#### [Exercise]
Extract the records below word for word and ignore the images.
== Raw records ==
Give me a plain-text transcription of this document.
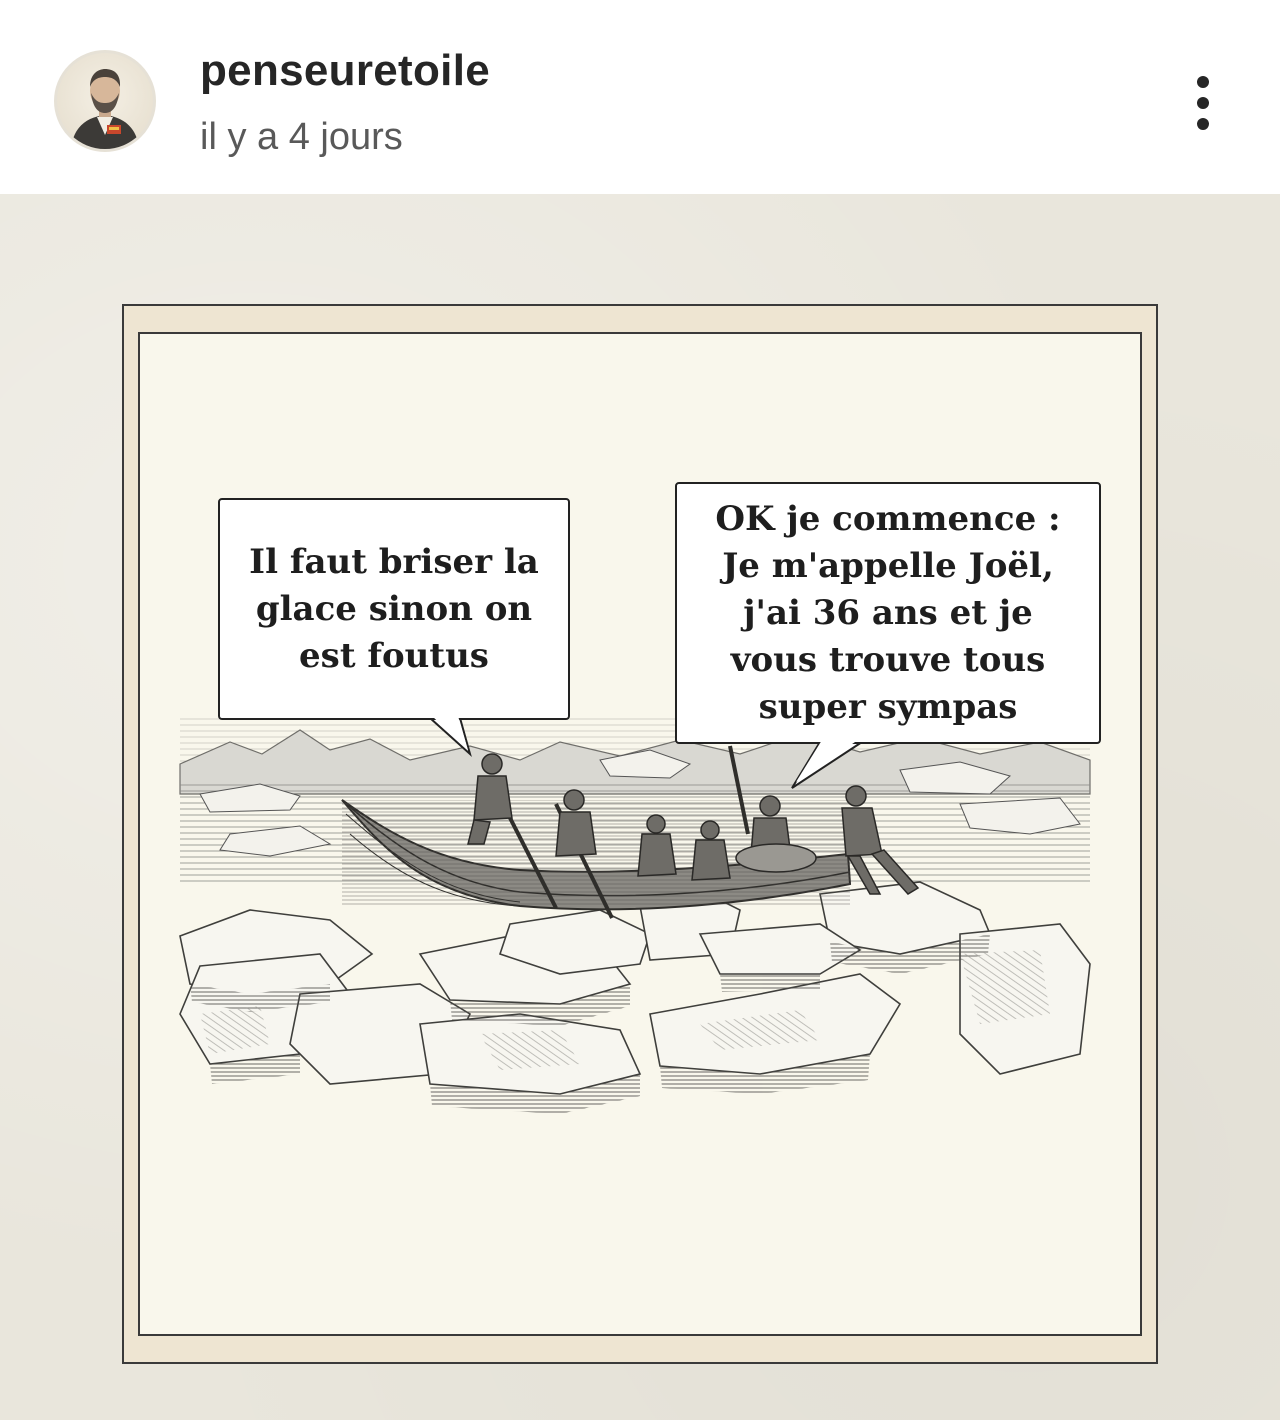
penseuretoile
il y a 4 jours
Il faut briser la
glace sinon on
est foutus
OK je commence :
Je m'appelle Joël,
j'ai 36 ans et je
vous trouve tous
super sympas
===
#### [Worked solution]
Give me a plain-text transcription of this document.
penseuretoile
il y a 4 jours
Il faut briser la
glace sinon on
est foutus
OK je commence :
Je m'appelle Joël,
j'ai 36 ans et je
vous trouve tous
super sympas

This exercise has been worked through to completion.